* [STATED TASK 1]
List every sentence in the text below about the Holy Sacrifice of the Mass that ends with a question mark.

* [QUOTED TEXT]
......

WHAT IF AND STATING THE OBVIOUS ABOUT THE HOLY SACRIFICE OF THE MASS!

Ordinary Form and Extraordinary Form of the Mass, can you tell the difference or which one is which? Shouldn't it be this way everywhere?

 In heaven, if I get there by the grace of God, I will certainly glory in the presence of the Lord. We will need nothing else, but the Lord, thanks be to God,  will restore our human relationships in the communion of saints and we will hear and see the choirs of angels. What more could we want?

Let me see? Apart from discovering who actually assassinated President Kennedy, I would want to see how things would have worked out in parallel time.

What if Pope Benedict had been the pope rather than Blessed Pope Paul VI during the end of the Vatican II and in the period of the fabrication of the revised Order of Mass? What would the Church be like in 2015?

......

[Bounding box entries]
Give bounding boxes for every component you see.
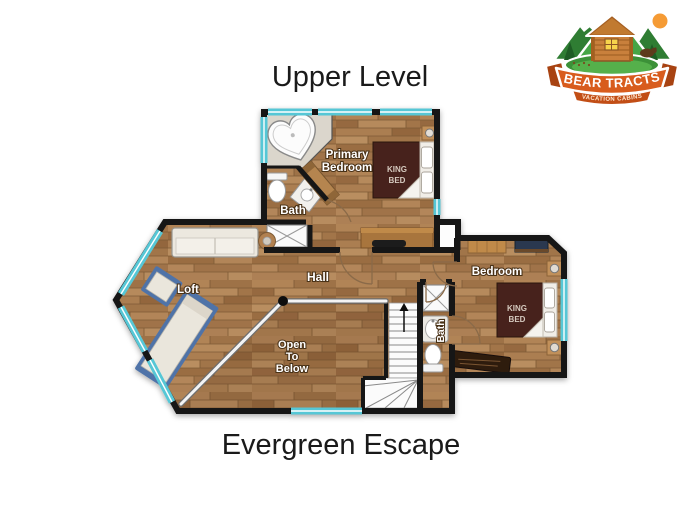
label-hall-bath: Bath [435, 319, 447, 342]
label-primary-bedroom-2: Bedroom [322, 162, 372, 174]
label-king-bed-2b: BED [509, 315, 526, 324]
nightstand-2a [547, 261, 562, 276]
logo: BEAR TRACTS VACATION CABINS [546, 10, 678, 105]
railing-post [278, 296, 288, 306]
king-bed-2 [497, 283, 557, 337]
floorplan-page: Upper Level Evergreen Escape [0, 0, 683, 512]
label-king-bed-2a: KING [507, 304, 527, 313]
property-name: Evergreen Escape [222, 429, 461, 461]
closet [439, 224, 456, 248]
label-bedroom-2: Bedroom [472, 266, 522, 278]
label-hall: Hall [307, 270, 329, 284]
label-open-below-1: Open [278, 339, 306, 351]
nightstand-2b [547, 340, 562, 355]
tv-console-primary [361, 228, 433, 248]
floorplan-svg: Upper Level Evergreen Escape [0, 0, 683, 512]
toilet-icon [267, 173, 287, 202]
label-loft: Loft [177, 284, 199, 296]
floorplan: Primary Bedroom KING BED Bath Loft Hall … [116, 111, 564, 411]
page-title: Upper Level [272, 61, 428, 93]
label-primary-bedroom-1: Primary [326, 149, 369, 161]
side-table-icon [259, 233, 276, 250]
label-primary-bath: Bath [280, 205, 306, 217]
label-open-below-3: Below [276, 363, 309, 375]
sun-icon [653, 14, 668, 29]
bench [468, 240, 506, 253]
label-open-below-2: To [286, 351, 299, 363]
label-king-bed-1a: KING [387, 165, 407, 174]
label-king-bed-1b: BED [389, 176, 406, 185]
cabin-icon [586, 15, 638, 61]
sofa-icon [172, 228, 258, 257]
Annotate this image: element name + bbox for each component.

......

* [STATED TASK 2]
From the bounding box entries, quote the lines starting with the line containing "label-hall-bath: Bath [435, 319, 447, 342]" and going on through the line containing "king-bed-2 [497, 283, 557, 337]", including both.

* [EXPECTED ANSWER 1]
1. Ordinary Form and Extraordinary Form of the Mass, can you tell the difference or which one is which?
2. Shouldn't it be this way everywhere?
3. What more could we want?
4. Let me see?
5. What if Pope Benedict had been the pope rather than Blessed Pope Paul VI during the end of the Vatican II and in the period of the fabrication of the revised Order of Mass?
6. What would the Church be like in 2015?

* [EXPECTED ANSWER 2]
label-hall-bath: Bath [435, 319, 447, 342]
label-primary-bedroom-2: Bedroom [322, 162, 372, 174]
label-king-bed-2b: BED [509, 315, 526, 324]
nightstand-2a [547, 261, 562, 276]
logo: BEAR TRACTS VACATION CABINS [546, 10, 678, 105]
railing-post [278, 296, 288, 306]
king-bed-2 [497, 283, 557, 337]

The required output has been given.